§ **Set exercise**
Make an exact copy of the entries below with the pictures removed.
*** Source records
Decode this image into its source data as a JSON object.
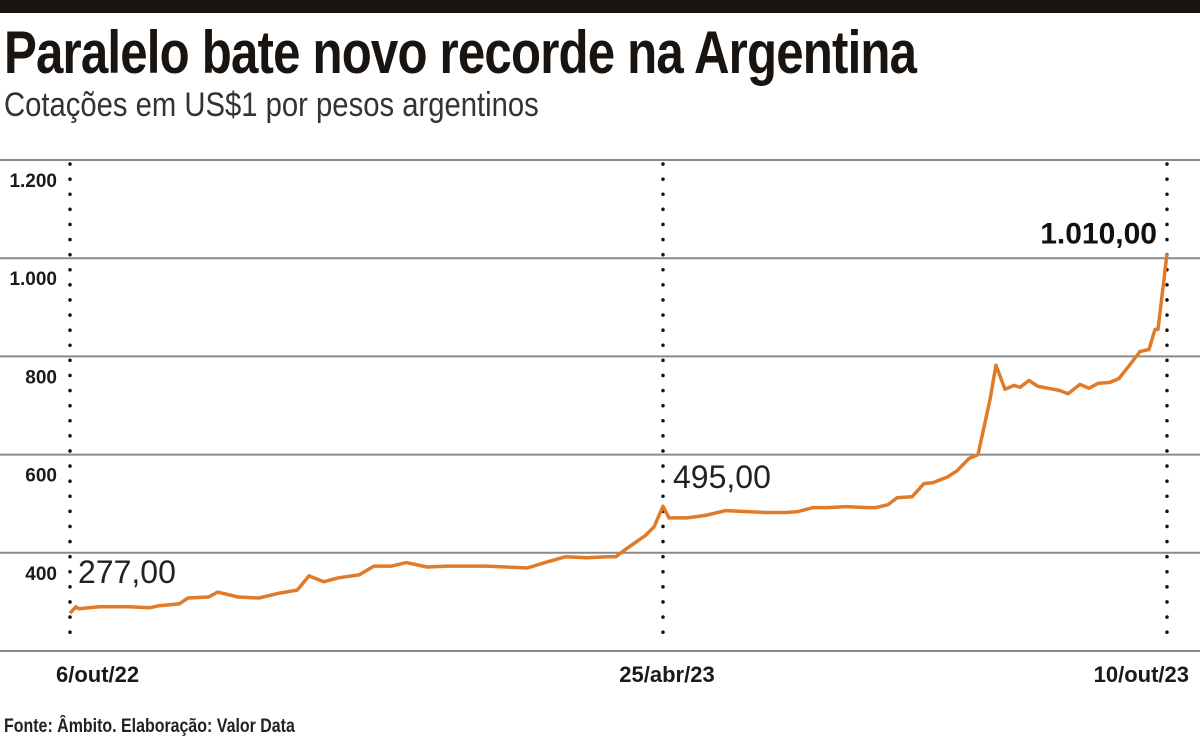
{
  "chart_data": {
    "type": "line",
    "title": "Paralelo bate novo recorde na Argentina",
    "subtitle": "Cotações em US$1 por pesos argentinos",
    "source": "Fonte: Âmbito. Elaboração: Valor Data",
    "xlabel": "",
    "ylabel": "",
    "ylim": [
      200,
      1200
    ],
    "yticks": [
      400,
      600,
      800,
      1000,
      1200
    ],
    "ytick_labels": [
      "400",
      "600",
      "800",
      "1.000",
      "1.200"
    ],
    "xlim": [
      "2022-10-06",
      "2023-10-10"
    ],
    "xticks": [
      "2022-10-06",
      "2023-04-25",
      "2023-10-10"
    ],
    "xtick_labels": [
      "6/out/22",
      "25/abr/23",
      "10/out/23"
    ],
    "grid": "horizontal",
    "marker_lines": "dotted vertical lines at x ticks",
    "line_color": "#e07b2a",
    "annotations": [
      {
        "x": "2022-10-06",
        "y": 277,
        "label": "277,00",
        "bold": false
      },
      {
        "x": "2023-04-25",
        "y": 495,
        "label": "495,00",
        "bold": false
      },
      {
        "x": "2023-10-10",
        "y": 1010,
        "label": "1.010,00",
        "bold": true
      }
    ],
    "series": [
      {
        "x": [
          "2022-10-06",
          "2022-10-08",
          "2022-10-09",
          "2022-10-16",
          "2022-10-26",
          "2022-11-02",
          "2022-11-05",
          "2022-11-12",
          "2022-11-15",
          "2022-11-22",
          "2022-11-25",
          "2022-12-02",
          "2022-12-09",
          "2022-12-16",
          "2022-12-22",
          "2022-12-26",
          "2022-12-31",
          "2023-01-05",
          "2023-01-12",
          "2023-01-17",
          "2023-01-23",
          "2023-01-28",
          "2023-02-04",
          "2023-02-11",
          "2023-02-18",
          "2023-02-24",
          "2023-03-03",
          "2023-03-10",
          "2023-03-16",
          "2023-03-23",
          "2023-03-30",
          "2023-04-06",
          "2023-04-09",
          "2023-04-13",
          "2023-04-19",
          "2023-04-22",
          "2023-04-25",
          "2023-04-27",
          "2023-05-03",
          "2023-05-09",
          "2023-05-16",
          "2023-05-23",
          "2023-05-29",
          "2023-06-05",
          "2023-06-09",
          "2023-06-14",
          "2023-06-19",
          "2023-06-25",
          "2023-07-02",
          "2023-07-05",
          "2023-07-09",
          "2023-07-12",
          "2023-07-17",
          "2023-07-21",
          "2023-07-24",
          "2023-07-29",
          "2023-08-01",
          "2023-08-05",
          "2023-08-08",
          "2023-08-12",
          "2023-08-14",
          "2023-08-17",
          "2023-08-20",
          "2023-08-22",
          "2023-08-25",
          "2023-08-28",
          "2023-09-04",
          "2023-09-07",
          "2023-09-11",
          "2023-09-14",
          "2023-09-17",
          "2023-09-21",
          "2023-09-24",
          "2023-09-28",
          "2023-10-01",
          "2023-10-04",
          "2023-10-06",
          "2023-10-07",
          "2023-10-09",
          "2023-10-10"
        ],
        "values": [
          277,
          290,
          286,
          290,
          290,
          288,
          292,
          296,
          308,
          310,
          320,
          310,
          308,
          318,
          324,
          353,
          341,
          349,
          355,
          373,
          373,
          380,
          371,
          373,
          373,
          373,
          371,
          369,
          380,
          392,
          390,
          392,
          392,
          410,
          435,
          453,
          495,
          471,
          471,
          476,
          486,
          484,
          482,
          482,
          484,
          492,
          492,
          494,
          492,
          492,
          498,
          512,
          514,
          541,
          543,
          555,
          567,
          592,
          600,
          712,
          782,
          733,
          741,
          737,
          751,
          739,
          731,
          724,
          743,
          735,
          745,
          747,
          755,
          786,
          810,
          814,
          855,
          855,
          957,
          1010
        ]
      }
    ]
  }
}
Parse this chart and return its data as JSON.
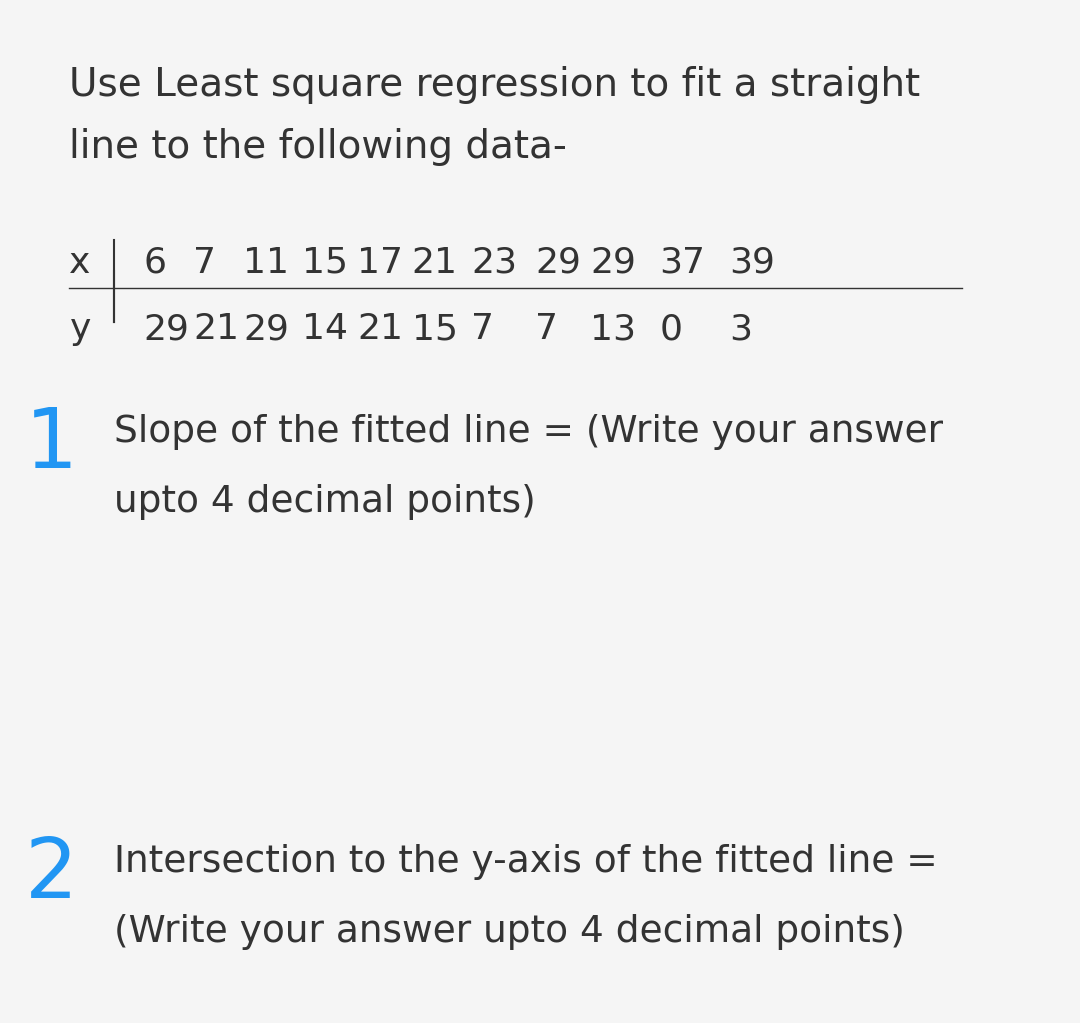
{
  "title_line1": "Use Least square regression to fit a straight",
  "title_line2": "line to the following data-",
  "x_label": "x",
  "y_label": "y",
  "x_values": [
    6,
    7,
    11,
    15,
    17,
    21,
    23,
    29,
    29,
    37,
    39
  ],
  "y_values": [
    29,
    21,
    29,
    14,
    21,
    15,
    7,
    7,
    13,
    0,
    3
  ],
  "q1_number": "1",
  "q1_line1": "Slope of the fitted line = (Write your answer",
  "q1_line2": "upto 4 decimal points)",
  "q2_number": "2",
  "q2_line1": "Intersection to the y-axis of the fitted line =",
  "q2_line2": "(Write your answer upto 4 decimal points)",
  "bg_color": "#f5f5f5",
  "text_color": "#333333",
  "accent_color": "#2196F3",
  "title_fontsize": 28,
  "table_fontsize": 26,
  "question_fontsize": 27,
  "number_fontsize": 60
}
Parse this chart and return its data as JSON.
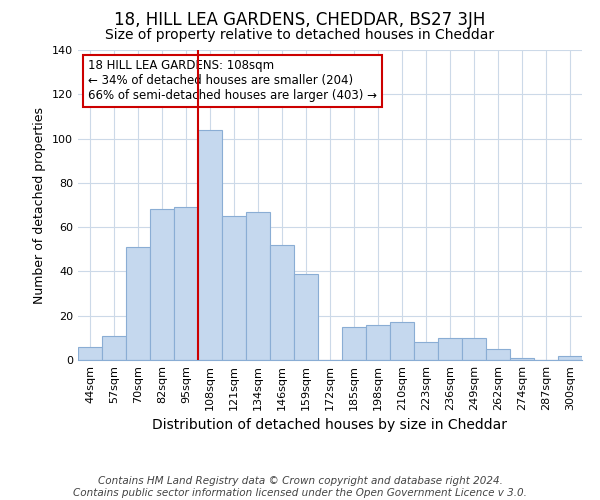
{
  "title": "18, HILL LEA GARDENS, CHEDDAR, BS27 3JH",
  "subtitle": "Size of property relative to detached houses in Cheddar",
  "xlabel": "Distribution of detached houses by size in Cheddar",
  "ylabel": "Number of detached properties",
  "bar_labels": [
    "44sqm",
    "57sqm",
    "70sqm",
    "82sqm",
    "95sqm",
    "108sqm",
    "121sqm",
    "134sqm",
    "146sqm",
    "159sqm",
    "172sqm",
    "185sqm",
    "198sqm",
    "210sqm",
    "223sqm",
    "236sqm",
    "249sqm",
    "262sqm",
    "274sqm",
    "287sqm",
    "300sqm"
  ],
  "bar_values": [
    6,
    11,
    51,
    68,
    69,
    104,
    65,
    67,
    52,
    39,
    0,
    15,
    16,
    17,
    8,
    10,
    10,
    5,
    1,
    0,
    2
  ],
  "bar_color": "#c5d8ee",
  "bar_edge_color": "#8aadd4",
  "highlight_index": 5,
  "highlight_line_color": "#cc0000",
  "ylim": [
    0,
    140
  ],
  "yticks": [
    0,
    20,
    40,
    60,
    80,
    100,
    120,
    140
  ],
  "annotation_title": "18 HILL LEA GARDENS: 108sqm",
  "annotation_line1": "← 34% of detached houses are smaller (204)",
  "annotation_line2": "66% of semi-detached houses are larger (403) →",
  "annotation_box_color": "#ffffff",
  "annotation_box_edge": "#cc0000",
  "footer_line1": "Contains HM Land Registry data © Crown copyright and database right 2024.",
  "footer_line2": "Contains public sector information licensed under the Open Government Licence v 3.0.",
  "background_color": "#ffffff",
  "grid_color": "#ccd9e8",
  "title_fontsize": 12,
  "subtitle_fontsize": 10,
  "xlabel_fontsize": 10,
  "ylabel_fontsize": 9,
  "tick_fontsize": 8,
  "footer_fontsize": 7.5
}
******
§ **Result of this exercise**
Decode this image into its source data as a JSON object.
{
  "chart_data": {
    "type": "line",
    "title": "Paralelo bate novo recorde na Argentina",
    "subtitle": "Cotações em US$1 por pesos argentinos",
    "source": "Fonte: Âmbito. Elaboração: Valor Data",
    "xlabel": "",
    "ylabel": "",
    "ylim": [
      200,
      1200
    ],
    "yticks": [
      400,
      600,
      800,
      1000,
      1200
    ],
    "ytick_labels": [
      "400",
      "600",
      "800",
      "1.000",
      "1.200"
    ],
    "xlim": [
      "2022-10-06",
      "2023-10-10"
    ],
    "xticks": [
      "2022-10-06",
      "2023-04-25",
      "2023-10-10"
    ],
    "xtick_labels": [
      "6/out/22",
      "25/abr/23",
      "10/out/23"
    ],
    "grid": "horizontal",
    "marker_lines": "dotted vertical lines at x ticks",
    "line_color": "#e07b2a",
    "annotations": [
      {
        "x": "2022-10-06",
        "y": 277,
        "label": "277,00",
        "bold": false
      },
      {
        "x": "2023-04-25",
        "y": 495,
        "label": "495,00",
        "bold": false
      },
      {
        "x": "2023-10-10",
        "y": 1010,
        "label": "1.010,00",
        "bold": true
      }
    ],
    "series": [
      {
        "x": [
          "2022-10-06",
          "2022-10-08",
          "2022-10-09",
          "2022-10-16",
          "2022-10-26",
          "2022-11-02",
          "2022-11-05",
          "2022-11-12",
          "2022-11-15",
          "2022-11-22",
          "2022-11-25",
          "2022-12-02",
          "2022-12-09",
          "2022-12-16",
          "2022-12-22",
          "2022-12-26",
          "2022-12-31",
          "2023-01-05",
          "2023-01-12",
          "2023-01-17",
          "2023-01-23",
          "2023-01-28",
          "2023-02-04",
          "2023-02-11",
          "2023-02-18",
          "2023-02-24",
          "2023-03-03",
          "2023-03-10",
          "2023-03-16",
          "2023-03-23",
          "2023-03-30",
          "2023-04-06",
          "2023-04-09",
          "2023-04-13",
          "2023-04-19",
          "2023-04-22",
          "2023-04-25",
          "2023-04-27",
          "2023-05-03",
          "2023-05-09",
          "2023-05-16",
          "2023-05-23",
          "2023-05-29",
          "2023-06-05",
          "2023-06-09",
          "2023-06-14",
          "2023-06-19",
          "2023-06-25",
          "2023-07-02",
          "2023-07-05",
          "2023-07-09",
          "2023-07-12",
          "2023-07-17",
          "2023-07-21",
          "2023-07-24",
          "2023-07-29",
          "2023-08-01",
          "2023-08-05",
          "2023-08-08",
          "2023-08-12",
          "2023-08-14",
          "2023-08-17",
          "2023-08-20",
          "2023-08-22",
          "2023-08-25",
          "2023-08-28",
          "2023-09-04",
          "2023-09-07",
          "2023-09-11",
          "2023-09-14",
          "2023-09-17",
          "2023-09-21",
          "2023-09-24",
          "2023-09-28",
          "2023-10-01",
          "2023-10-04",
          "2023-10-06",
          "2023-10-07",
          "2023-10-09",
          "2023-10-10"
        ],
        "values": [
          277,
          290,
          286,
          290,
          290,
          288,
          292,
          296,
          308,
          310,
          320,
          310,
          308,
          318,
          324,
          353,
          341,
          349,
          355,
          373,
          373,
          380,
          371,
          373,
          373,
          373,
          371,
          369,
          380,
          392,
          390,
          392,
          392,
          410,
          435,
          453,
          495,
          471,
          471,
          476,
          486,
          484,
          482,
          482,
          484,
          492,
          492,
          494,
          492,
          492,
          498,
          512,
          514,
          541,
          543,
          555,
          567,
          592,
          600,
          712,
          782,
          733,
          741,
          737,
          751,
          739,
          731,
          724,
          743,
          735,
          745,
          747,
          755,
          786,
          810,
          814,
          855,
          855,
          957,
          1010
        ]
      }
    ]
  }
}
Parse this chart and return its data as JSON.
{
  "title_line1": "Use Least square regression to fit a straight",
  "title_line2": "line to the following data-",
  "x_label": "x",
  "y_label": "y",
  "x_values": [
    6,
    7,
    11,
    15,
    17,
    21,
    23,
    29,
    29,
    37,
    39
  ],
  "y_values": [
    29,
    21,
    29,
    14,
    21,
    15,
    7,
    7,
    13,
    0,
    3
  ],
  "q1_number": "1",
  "q1_line1": "Slope of the fitted line = (Write your answer",
  "q1_line2": "upto 4 decimal points)",
  "q2_number": "2",
  "q2_line1": "Intersection to the y-axis of the fitted line =",
  "q2_line2": "(Write your answer upto 4 decimal points)",
  "bg_color": "#f5f5f5",
  "text_color": "#333333",
  "accent_color": "#2196F3",
  "title_fontsize": 28,
  "table_fontsize": 26,
  "question_fontsize": 27,
  "number_fontsize": 60
}
Parse this chart and return its data as JSON.
{
  "title": "18, HILL LEA GARDENS, CHEDDAR, BS27 3JH",
  "subtitle": "Size of property relative to detached houses in Cheddar",
  "xlabel": "Distribution of detached houses by size in Cheddar",
  "ylabel": "Number of detached properties",
  "bar_labels": [
    "44sqm",
    "57sqm",
    "70sqm",
    "82sqm",
    "95sqm",
    "108sqm",
    "121sqm",
    "134sqm",
    "146sqm",
    "159sqm",
    "172sqm",
    "185sqm",
    "198sqm",
    "210sqm",
    "223sqm",
    "236sqm",
    "249sqm",
    "262sqm",
    "274sqm",
    "287sqm",
    "300sqm"
  ],
  "bar_values": [
    6,
    11,
    51,
    68,
    69,
    104,
    65,
    67,
    52,
    39,
    0,
    15,
    16,
    17,
    8,
    10,
    10,
    5,
    1,
    0,
    2
  ],
  "bar_color": "#c5d8ee",
  "bar_edge_color": "#8aadd4",
  "highlight_index": 5,
  "highlight_line_color": "#cc0000",
  "ylim": [
    0,
    140
  ],
  "yticks": [
    0,
    20,
    40,
    60,
    80,
    100,
    120,
    140
  ],
  "annotation_title": "18 HILL LEA GARDENS: 108sqm",
  "annotation_line1": "← 34% of detached houses are smaller (204)",
  "annotation_line2": "66% of semi-detached houses are larger (403) →",
  "annotation_box_color": "#ffffff",
  "annotation_box_edge": "#cc0000",
  "footer_line1": "Contains HM Land Registry data © Crown copyright and database right 2024.",
  "footer_line2": "Contains public sector information licensed under the Open Government Licence v 3.0.",
  "background_color": "#ffffff",
  "grid_color": "#ccd9e8",
  "title_fontsize": 12,
  "subtitle_fontsize": 10,
  "xlabel_fontsize": 10,
  "ylabel_fontsize": 9,
  "tick_fontsize": 8,
  "footer_fontsize": 7.5
}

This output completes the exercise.